Type the records out again in full, exactly.

** Data rows **
## Start
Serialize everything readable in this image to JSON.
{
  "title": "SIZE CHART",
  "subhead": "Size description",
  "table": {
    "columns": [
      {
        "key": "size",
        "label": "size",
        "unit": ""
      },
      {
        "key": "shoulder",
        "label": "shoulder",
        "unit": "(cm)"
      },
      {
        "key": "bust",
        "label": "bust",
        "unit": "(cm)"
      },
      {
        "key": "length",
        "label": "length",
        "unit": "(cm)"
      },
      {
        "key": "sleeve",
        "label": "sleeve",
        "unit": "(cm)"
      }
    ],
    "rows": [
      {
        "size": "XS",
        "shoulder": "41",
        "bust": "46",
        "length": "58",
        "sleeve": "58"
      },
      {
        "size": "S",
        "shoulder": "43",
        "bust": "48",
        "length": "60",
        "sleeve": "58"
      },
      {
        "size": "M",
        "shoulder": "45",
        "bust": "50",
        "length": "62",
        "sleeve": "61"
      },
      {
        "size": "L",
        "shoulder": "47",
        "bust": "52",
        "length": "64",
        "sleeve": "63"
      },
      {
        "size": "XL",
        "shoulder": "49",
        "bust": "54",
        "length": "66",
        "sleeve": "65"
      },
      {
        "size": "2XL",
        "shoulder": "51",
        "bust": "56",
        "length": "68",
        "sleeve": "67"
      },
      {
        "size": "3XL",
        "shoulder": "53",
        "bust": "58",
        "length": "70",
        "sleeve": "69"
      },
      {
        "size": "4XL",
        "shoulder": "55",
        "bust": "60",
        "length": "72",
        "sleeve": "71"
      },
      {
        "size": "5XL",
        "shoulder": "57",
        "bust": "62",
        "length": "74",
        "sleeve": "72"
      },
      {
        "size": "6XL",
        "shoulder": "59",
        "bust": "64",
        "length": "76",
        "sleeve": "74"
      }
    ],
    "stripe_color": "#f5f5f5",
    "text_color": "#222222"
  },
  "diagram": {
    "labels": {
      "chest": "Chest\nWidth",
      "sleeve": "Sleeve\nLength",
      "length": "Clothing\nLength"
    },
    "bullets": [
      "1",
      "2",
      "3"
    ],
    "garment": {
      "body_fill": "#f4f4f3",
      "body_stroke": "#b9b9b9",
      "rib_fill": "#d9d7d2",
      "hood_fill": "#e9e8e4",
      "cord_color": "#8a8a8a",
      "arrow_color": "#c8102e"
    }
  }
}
## End
** Response to the task **
Serialize everything readable in this image to JSON.
{
  "title": "SIZE CHART",
  "subhead": "Size description",
  "table": {
    "columns": [
      {
        "key": "size",
        "label": "size",
        "unit": ""
      },
      {
        "key": "shoulder",
        "label": "shoulder",
        "unit": "(cm)"
      },
      {
        "key": "bust",
        "label": "bust",
        "unit": "(cm)"
      },
      {
        "key": "length",
        "label": "length",
        "unit": "(cm)"
      },
      {
        "key": "sleeve",
        "label": "sleeve",
        "unit": "(cm)"
      }
    ],
    "rows": [
      {
        "size": "XS",
        "shoulder": "41",
        "bust": "46",
        "length": "58",
        "sleeve": "58"
      },
      {
        "size": "S",
        "shoulder": "43",
        "bust": "48",
        "length": "60",
        "sleeve": "58"
      },
      {
        "size": "M",
        "shoulder": "45",
        "bust": "50",
        "length": "62",
        "sleeve": "61"
      },
      {
        "size": "L",
        "shoulder": "47",
        "bust": "52",
        "length": "64",
        "sleeve": "63"
      },
      {
        "size": "XL",
        "shoulder": "49",
        "bust": "54",
        "length": "66",
        "sleeve": "65"
      },
      {
        "size": "2XL",
        "shoulder": "51",
        "bust": "56",
        "length": "68",
        "sleeve": "67"
      },
      {
        "size": "3XL",
        "shoulder": "53",
        "bust": "58",
        "length": "70",
        "sleeve": "69"
      },
      {
        "size": "4XL",
        "shoulder": "55",
        "bust": "60",
        "length": "72",
        "sleeve": "71"
      },
      {
        "size": "5XL",
        "shoulder": "57",
        "bust": "62",
        "length": "74",
        "sleeve": "72"
      },
      {
        "size": "6XL",
        "shoulder": "59",
        "bust": "64",
        "length": "76",
        "sleeve": "74"
      }
    ],
    "stripe_color": "#f5f5f5",
    "text_color": "#222222"
  },
  "diagram": {
    "labels": {
      "chest": "Chest\nWidth",
      "sleeve": "Sleeve\nLength",
      "length": "Clothing\nLength"
    },
    "bullets": [
      "1",
      "2",
      "3"
    ],
    "garment": {
      "body_fill": "#f4f4f3",
      "body_stroke": "#b9b9b9",
      "rib_fill": "#d9d7d2",
      "hood_fill": "#e9e8e4",
      "cord_color": "#8a8a8a",
      "arrow_color": "#c8102e"
    }
  }
}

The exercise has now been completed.